◆ Extracted entries ◆
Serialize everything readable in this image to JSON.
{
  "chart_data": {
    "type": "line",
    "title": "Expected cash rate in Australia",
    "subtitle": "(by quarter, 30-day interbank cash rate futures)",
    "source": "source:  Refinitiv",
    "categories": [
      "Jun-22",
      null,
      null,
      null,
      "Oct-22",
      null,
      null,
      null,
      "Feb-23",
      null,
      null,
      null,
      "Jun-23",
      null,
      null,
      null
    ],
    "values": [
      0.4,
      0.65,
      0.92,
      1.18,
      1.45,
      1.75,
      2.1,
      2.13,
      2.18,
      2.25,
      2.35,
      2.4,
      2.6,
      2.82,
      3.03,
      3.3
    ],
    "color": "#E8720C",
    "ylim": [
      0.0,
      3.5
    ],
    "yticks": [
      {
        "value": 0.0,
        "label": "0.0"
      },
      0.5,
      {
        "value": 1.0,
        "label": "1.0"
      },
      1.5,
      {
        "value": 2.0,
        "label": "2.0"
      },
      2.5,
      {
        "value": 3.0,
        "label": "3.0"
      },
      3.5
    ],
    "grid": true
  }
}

◆ What the exercise asks ◆
Extract each line of the material exactly as it stands.

◆ Response to the task ◆
Serialize everything readable in this image to JSON.
{
  "chart_data": {
    "type": "line",
    "title": "Expected cash rate in Australia",
    "subtitle": "(by quarter, 30-day interbank cash rate futures)",
    "source": "source:  Refinitiv",
    "categories": [
      "Jun-22",
      null,
      null,
      null,
      "Oct-22",
      null,
      null,
      null,
      "Feb-23",
      null,
      null,
      null,
      "Jun-23",
      null,
      null,
      null
    ],
    "values": [
      0.4,
      0.65,
      0.92,
      1.18,
      1.45,
      1.75,
      2.1,
      2.13,
      2.18,
      2.25,
      2.35,
      2.4,
      2.6,
      2.82,
      3.03,
      3.3
    ],
    "color": "#E8720C",
    "ylim": [
      0.0,
      3.5
    ],
    "yticks": [
      {
        "value": 0.0,
        "label": "0.0"
      },
      0.5,
      {
        "value": 1.0,
        "label": "1.0"
      },
      1.5,
      {
        "value": 2.0,
        "label": "2.0"
      },
      2.5,
      {
        "value": 3.0,
        "label": "3.0"
      },
      3.5
    ],
    "grid": true
  }
}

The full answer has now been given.